• **WHAT YOU WILL DO**
Among the lines below, list those containing the string "Specifications".

• **EXCERPTED DATA**
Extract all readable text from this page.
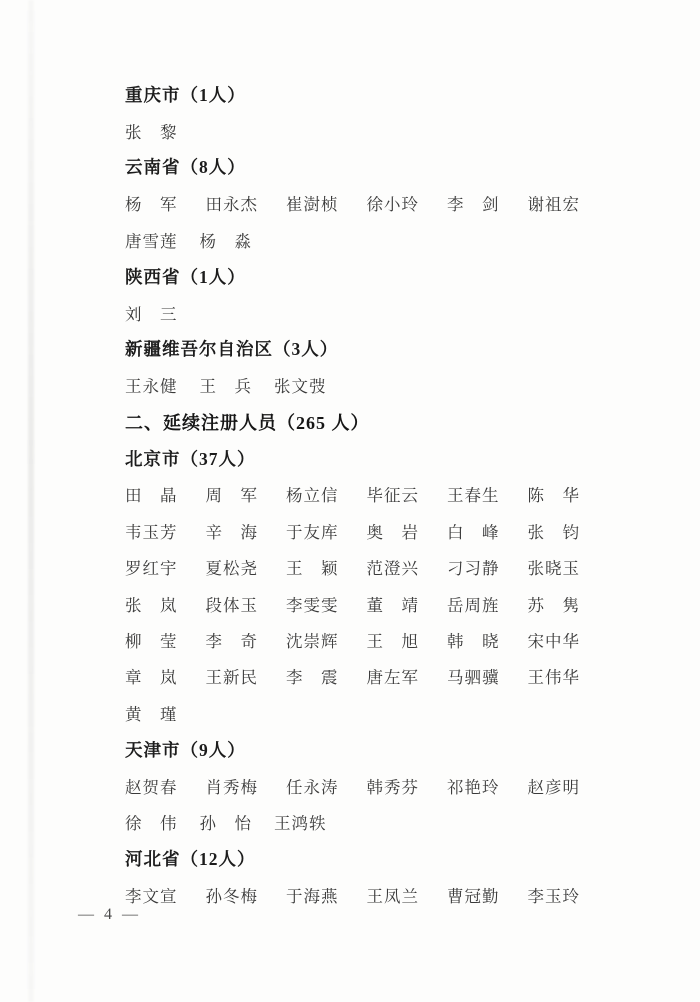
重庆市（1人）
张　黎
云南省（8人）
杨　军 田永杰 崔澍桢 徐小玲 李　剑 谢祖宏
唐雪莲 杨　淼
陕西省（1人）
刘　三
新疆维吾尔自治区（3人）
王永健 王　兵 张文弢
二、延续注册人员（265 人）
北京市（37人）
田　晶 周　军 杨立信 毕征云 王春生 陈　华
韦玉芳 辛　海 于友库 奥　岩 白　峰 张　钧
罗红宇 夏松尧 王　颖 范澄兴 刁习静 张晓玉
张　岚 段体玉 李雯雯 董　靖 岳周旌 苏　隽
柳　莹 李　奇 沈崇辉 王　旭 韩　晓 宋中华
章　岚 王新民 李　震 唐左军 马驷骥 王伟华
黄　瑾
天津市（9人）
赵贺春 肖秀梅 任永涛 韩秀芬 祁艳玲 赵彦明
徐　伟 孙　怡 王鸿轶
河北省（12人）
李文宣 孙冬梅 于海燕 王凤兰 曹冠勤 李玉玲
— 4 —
---
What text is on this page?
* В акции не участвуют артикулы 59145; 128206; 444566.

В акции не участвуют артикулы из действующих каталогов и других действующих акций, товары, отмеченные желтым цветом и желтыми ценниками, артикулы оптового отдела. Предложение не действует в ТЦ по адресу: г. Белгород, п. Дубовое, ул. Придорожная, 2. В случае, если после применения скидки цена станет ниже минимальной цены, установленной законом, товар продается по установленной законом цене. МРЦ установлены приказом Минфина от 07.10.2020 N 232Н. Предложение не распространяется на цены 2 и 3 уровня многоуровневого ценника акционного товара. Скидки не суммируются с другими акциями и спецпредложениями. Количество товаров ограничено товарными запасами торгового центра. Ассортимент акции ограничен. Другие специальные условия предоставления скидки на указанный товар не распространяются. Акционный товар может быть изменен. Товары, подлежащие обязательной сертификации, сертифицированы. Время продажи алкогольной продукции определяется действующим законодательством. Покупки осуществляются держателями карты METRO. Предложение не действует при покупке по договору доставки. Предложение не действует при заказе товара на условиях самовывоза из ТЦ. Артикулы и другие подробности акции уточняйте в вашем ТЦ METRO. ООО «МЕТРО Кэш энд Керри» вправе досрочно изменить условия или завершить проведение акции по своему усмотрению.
--
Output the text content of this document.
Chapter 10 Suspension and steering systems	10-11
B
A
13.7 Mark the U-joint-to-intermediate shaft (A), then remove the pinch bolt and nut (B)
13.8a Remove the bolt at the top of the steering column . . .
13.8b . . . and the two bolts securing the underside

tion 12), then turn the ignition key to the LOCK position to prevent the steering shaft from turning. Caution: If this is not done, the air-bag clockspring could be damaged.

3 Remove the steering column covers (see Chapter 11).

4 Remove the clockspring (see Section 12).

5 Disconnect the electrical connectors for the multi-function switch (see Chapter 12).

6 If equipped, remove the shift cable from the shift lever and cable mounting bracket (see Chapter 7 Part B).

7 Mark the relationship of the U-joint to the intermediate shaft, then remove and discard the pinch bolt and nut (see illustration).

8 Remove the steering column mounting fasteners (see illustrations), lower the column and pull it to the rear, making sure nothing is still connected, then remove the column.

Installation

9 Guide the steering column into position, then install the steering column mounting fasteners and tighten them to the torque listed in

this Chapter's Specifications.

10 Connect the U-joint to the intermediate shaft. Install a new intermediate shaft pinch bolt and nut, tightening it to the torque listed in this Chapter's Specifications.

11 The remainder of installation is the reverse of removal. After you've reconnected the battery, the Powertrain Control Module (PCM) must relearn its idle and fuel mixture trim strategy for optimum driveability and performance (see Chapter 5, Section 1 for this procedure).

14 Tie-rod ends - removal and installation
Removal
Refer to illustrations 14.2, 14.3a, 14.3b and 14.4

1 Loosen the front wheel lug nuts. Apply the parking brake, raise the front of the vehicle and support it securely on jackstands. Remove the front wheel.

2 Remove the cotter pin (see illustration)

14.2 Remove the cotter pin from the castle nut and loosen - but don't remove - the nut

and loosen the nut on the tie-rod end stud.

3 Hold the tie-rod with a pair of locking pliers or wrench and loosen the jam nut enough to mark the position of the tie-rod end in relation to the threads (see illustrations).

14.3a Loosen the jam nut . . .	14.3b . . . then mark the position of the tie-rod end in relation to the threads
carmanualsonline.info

• **FINISHED EXERCISE**
this Chapter's Specifications.
10 Connect the U-joint to the intermediate shaft. Install a new intermediate shaft pinch bolt and nut, tightening it to the torque listed in this Chapter's Specifications.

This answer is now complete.